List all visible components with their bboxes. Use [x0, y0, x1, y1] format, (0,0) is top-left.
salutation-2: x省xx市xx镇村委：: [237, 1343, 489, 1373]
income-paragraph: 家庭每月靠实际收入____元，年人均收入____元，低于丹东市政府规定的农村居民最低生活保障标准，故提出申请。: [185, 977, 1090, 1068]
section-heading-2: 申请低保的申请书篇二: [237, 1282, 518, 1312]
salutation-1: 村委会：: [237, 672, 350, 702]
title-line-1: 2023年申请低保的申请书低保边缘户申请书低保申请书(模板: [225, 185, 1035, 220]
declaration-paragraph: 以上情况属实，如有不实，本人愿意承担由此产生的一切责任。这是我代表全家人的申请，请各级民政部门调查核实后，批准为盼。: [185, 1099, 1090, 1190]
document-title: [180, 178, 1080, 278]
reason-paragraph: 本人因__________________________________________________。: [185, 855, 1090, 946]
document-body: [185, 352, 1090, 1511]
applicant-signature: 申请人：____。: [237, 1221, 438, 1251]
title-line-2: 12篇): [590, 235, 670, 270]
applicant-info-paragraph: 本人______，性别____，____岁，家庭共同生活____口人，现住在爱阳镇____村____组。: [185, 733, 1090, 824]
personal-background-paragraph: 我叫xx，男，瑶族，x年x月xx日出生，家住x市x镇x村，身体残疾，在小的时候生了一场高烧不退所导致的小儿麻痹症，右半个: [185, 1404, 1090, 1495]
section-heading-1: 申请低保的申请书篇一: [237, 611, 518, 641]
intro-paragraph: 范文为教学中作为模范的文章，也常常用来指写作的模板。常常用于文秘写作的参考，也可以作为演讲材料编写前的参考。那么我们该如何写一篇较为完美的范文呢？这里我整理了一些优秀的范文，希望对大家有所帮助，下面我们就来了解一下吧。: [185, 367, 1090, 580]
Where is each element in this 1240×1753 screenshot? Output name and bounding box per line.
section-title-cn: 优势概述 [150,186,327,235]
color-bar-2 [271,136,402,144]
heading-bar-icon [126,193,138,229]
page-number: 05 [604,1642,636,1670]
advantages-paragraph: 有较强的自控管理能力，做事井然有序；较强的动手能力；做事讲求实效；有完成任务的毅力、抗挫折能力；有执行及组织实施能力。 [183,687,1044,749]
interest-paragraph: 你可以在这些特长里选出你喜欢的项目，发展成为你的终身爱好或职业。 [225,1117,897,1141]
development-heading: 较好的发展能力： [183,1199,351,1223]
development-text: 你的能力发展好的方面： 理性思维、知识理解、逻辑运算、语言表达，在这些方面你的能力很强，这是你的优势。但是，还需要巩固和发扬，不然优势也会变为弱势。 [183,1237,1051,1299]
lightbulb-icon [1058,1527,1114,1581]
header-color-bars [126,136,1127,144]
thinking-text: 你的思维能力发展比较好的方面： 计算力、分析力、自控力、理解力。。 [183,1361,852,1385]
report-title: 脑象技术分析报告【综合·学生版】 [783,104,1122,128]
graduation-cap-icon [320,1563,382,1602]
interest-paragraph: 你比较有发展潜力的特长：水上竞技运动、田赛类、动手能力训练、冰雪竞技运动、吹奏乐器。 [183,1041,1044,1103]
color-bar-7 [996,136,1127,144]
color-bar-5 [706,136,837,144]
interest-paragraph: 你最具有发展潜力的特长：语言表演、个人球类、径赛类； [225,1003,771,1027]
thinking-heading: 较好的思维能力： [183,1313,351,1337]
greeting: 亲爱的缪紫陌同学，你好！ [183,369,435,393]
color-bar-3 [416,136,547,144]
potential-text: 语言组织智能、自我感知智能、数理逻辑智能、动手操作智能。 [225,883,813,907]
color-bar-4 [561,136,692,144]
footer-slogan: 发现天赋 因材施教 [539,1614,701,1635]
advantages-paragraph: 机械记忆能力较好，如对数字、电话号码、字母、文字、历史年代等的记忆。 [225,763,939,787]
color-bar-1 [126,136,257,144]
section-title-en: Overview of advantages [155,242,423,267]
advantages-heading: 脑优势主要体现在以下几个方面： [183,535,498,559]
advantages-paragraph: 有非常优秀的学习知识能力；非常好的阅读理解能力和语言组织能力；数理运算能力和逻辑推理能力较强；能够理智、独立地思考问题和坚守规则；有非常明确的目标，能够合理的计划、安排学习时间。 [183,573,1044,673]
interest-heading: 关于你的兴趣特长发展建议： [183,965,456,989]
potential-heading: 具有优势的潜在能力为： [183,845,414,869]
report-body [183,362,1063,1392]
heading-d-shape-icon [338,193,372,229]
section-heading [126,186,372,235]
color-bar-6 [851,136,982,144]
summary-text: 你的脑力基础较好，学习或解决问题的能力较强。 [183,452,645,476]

**What is being asked**. Reproduce every line of the material above verbatim, without changing anything.

**Finished exercise**.
List all visible components with their bboxes. Use [x0, y0, x1, y1] format, (0,0) is top-left.
salutation-2: x省xx市xx镇村委：: [237, 1343, 489, 1373]
income-paragraph: 家庭每月靠实际收入____元，年人均收入____元，低于丹东市政府规定的农村居民最低生活保障标准，故提出申请。: [185, 977, 1090, 1068]
section-heading-2: 申请低保的申请书篇二: [237, 1282, 518, 1312]
salutation-1: 村委会：: [237, 672, 350, 702]
title-line-1: 2023年申请低保的申请书低保边缘户申请书低保申请书(模板: [225, 185, 1035, 220]
declaration-paragraph: 以上情况属实，如有不实，本人愿意承担由此产生的一切责任。这是我代表全家人的申请，请各级民政部门调查核实后，批准为盼。: [185, 1099, 1090, 1190]
document-title: [180, 178, 1080, 278]
reason-paragraph: 本人因__________________________________________________。: [185, 855, 1090, 946]
document-body: [185, 352, 1090, 1511]
applicant-signature: 申请人：____。: [237, 1221, 438, 1251]
title-line-2: 12篇): [590, 235, 670, 270]
applicant-info-paragraph: 本人______，性别____，____岁，家庭共同生活____口人，现住在爱阳镇____村____组。: [185, 733, 1090, 824]
personal-background-paragraph: 我叫xx，男，瑶族，x年x月xx日出生，家住x市x镇x村，身体残疾，在小的时候生了一场高烧不退所导致的小儿麻痹症，右半个: [185, 1404, 1090, 1495]
section-heading-1: 申请低保的申请书篇一: [237, 611, 518, 641]
intro-paragraph: 范文为教学中作为模范的文章，也常常用来指写作的模板。常常用于文秘写作的参考，也可以作为演讲材料编写前的参考。那么我们该如何写一篇较为完美的范文呢？这里我整理了一些优秀的范文，希望对大家有所帮助，下面我们就来了解一下吧。: [185, 367, 1090, 580]
Where is each element in this 1240×1753 screenshot? Output name and bounding box per line.
section-title-cn: 优势概述 [150,186,327,235]
color-bar-2 [271,136,402,144]
heading-bar-icon [126,193,138,229]
page-number: 05 [604,1642,636,1670]
advantages-paragraph: 有较强的自控管理能力，做事井然有序；较强的动手能力；做事讲求实效；有完成任务的毅力、抗挫折能力；有执行及组织实施能力。 [183,687,1044,749]
interest-paragraph: 你可以在这些特长里选出你喜欢的项目，发展成为你的终身爱好或职业。 [225,1117,897,1141]
development-heading: 较好的发展能力： [183,1199,351,1223]
development-text: 你的能力发展好的方面： 理性思维、知识理解、逻辑运算、语言表达，在这些方面你的能力很强，这是你的优势。但是，还需要巩固和发扬，不然优势也会变为弱势。 [183,1237,1051,1299]
lightbulb-icon [1058,1527,1114,1581]
header-color-bars [126,136,1127,144]
thinking-text: 你的思维能力发展比较好的方面： 计算力、分析力、自控力、理解力。。 [183,1361,852,1385]
report-title: 脑象技术分析报告【综合·学生版】 [783,104,1122,128]
graduation-cap-icon [320,1563,382,1602]
interest-paragraph: 你比较有发展潜力的特长：水上竞技运动、田赛类、动手能力训练、冰雪竞技运动、吹奏乐器。 [183,1041,1044,1103]
color-bar-7 [996,136,1127,144]
color-bar-5 [706,136,837,144]
interest-paragraph: 你最具有发展潜力的特长：语言表演、个人球类、径赛类； [225,1003,771,1027]
thinking-heading: 较好的思维能力： [183,1313,351,1337]
greeting: 亲爱的缪紫陌同学，你好！ [183,369,435,393]
color-bar-3 [416,136,547,144]
potential-text: 语言组织智能、自我感知智能、数理逻辑智能、动手操作智能。 [225,883,813,907]
color-bar-4 [561,136,692,144]
footer-slogan: 发现天赋 因材施教 [539,1614,701,1635]
advantages-paragraph: 机械记忆能力较好，如对数字、电话号码、字母、文字、历史年代等的记忆。 [225,763,939,787]
color-bar-1 [126,136,257,144]
section-title-en: Overview of advantages [155,242,423,267]
advantages-heading: 脑优势主要体现在以下几个方面： [183,535,498,559]
advantages-paragraph: 有非常优秀的学习知识能力；非常好的阅读理解能力和语言组织能力；数理运算能力和逻辑推理能力较强；能够理智、独立地思考问题和坚守规则；有非常明确的目标，能够合理的计划、安排学习时间。 [183,573,1044,673]
interest-heading: 关于你的兴趣特长发展建议： [183,965,456,989]
potential-heading: 具有优势的潜在能力为： [183,845,414,869]
report-body [183,362,1063,1392]
heading-d-shape-icon [338,193,372,229]
section-heading [126,186,372,235]
color-bar-6 [851,136,982,144]
summary-text: 你的脑力基础较好，学习或解决问题的能力较强。 [183,452,645,476]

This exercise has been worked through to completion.